DATA SUPPLIED —
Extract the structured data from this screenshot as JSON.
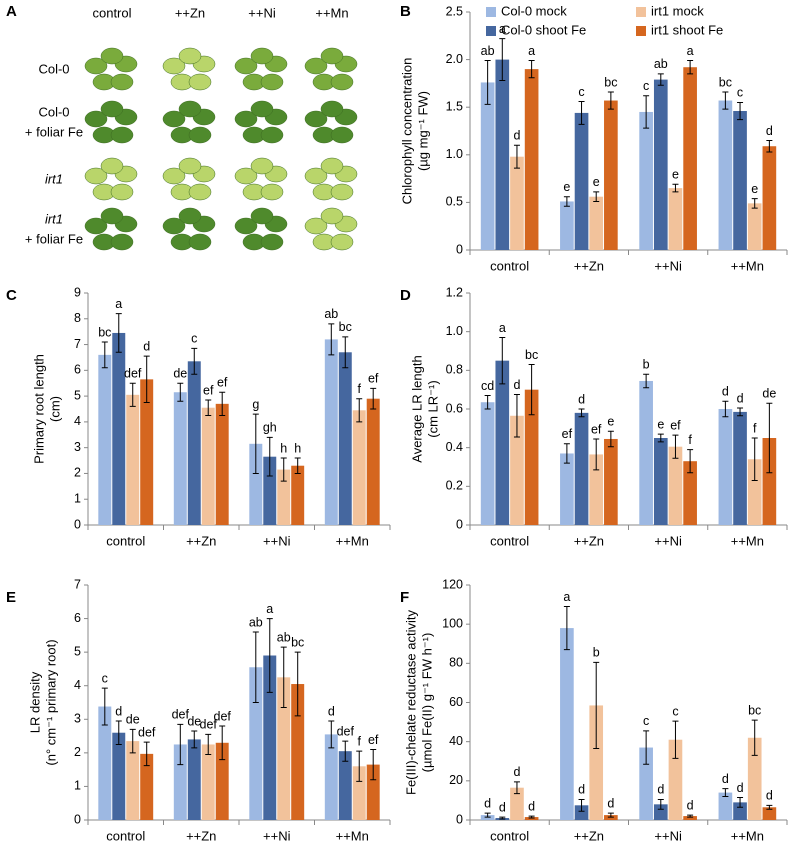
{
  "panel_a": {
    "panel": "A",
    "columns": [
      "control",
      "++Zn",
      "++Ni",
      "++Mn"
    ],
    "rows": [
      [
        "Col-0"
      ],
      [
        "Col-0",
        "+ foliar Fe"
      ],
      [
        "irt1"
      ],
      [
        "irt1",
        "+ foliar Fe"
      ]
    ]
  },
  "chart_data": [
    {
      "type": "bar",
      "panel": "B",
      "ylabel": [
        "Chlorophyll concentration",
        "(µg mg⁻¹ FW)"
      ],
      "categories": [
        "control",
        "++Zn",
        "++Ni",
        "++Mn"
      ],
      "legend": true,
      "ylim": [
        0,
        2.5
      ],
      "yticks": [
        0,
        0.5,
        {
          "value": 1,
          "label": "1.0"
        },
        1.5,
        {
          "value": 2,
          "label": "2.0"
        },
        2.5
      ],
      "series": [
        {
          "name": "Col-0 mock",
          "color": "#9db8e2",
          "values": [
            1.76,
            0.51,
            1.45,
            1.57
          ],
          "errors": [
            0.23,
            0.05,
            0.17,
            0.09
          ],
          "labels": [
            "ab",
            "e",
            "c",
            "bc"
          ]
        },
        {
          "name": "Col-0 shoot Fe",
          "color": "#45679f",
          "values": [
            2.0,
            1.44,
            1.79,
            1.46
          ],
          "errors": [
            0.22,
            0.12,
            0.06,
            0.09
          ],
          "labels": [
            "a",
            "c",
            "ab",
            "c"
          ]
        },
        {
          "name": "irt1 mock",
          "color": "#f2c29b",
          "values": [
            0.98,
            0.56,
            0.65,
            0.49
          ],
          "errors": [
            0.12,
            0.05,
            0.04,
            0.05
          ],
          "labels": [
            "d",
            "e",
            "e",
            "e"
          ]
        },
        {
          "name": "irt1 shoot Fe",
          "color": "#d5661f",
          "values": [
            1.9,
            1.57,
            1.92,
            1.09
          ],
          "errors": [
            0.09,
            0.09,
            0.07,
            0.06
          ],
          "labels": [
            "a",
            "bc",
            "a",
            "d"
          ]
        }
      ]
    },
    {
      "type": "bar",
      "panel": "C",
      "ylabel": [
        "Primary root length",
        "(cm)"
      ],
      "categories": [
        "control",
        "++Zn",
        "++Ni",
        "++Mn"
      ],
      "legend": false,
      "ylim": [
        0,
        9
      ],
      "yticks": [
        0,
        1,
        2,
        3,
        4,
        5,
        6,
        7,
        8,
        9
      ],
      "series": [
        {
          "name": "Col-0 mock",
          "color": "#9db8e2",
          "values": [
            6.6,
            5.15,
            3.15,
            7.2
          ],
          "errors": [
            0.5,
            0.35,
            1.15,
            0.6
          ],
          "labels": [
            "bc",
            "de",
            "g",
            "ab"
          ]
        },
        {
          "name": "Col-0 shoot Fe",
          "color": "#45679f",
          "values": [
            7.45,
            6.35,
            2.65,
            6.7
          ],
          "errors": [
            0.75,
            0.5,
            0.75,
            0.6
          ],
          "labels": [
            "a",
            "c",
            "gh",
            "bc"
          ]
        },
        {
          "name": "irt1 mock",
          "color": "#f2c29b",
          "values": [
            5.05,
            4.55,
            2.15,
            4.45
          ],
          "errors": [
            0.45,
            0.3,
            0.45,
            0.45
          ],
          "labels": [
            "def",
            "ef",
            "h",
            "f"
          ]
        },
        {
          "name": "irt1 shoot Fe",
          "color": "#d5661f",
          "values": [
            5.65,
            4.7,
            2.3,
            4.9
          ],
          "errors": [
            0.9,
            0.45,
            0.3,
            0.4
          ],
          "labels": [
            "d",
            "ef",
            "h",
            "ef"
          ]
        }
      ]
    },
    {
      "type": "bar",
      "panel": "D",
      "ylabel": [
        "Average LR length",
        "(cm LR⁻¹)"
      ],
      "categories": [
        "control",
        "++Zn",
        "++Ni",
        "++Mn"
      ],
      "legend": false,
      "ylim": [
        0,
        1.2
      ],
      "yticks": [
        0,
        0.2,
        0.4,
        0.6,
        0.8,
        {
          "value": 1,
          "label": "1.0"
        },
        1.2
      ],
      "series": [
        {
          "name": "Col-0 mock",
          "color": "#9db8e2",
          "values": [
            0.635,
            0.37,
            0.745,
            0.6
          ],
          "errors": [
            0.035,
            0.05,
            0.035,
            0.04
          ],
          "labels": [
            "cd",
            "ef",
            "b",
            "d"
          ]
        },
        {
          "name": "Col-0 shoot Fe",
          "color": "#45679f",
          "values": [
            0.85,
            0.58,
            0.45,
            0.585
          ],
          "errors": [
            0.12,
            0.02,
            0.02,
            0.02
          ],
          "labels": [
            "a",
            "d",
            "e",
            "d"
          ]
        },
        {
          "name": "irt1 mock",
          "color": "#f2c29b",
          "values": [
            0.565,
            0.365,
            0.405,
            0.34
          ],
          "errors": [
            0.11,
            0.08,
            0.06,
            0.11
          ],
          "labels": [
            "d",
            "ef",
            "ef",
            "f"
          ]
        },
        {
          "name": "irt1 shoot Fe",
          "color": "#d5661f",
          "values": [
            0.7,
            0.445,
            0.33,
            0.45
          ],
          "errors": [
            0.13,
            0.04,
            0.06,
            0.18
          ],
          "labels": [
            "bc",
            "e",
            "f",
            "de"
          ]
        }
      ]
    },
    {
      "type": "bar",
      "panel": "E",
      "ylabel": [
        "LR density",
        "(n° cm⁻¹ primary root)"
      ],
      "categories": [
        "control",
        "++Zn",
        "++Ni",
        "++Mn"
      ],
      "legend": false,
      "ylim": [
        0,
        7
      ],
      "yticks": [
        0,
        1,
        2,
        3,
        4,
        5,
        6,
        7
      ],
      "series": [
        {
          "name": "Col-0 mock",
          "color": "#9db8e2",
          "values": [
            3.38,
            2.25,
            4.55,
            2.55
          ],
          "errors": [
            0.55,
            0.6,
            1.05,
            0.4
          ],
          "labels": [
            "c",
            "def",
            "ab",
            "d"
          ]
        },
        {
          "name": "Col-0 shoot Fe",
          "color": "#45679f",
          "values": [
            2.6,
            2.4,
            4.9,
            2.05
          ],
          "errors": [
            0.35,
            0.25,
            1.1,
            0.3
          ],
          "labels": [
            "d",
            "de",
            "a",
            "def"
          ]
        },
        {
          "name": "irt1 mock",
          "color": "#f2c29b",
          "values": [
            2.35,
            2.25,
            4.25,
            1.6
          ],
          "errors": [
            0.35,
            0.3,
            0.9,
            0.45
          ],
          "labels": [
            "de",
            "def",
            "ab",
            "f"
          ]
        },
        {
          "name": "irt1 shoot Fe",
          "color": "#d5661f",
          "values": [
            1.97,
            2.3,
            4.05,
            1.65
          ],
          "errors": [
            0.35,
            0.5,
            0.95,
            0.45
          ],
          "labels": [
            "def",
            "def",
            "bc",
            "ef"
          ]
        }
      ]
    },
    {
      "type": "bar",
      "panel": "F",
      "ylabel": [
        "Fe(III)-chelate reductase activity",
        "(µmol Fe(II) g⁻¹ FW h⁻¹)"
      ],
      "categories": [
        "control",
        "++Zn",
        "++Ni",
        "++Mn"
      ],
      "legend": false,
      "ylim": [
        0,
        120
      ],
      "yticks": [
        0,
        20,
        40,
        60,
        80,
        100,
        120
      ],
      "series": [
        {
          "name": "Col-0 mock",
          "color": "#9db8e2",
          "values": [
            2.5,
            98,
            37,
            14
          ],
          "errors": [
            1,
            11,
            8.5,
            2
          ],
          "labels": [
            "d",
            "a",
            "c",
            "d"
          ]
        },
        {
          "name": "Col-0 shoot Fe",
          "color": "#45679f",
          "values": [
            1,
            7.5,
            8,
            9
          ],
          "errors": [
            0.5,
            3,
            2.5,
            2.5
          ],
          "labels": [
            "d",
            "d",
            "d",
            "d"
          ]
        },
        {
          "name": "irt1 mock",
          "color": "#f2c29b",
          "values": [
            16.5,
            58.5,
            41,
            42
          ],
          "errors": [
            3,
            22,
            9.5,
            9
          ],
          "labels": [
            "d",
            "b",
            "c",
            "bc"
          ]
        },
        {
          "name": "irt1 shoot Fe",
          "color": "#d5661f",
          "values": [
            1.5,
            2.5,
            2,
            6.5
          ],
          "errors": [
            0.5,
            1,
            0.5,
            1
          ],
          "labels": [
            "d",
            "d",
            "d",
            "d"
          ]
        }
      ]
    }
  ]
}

THE REQUEST —
Working from the listing above, pick out every line that has "length" and copy it.

EXPECTED ANSWER —
        "Primary root length",
        "Average LR length",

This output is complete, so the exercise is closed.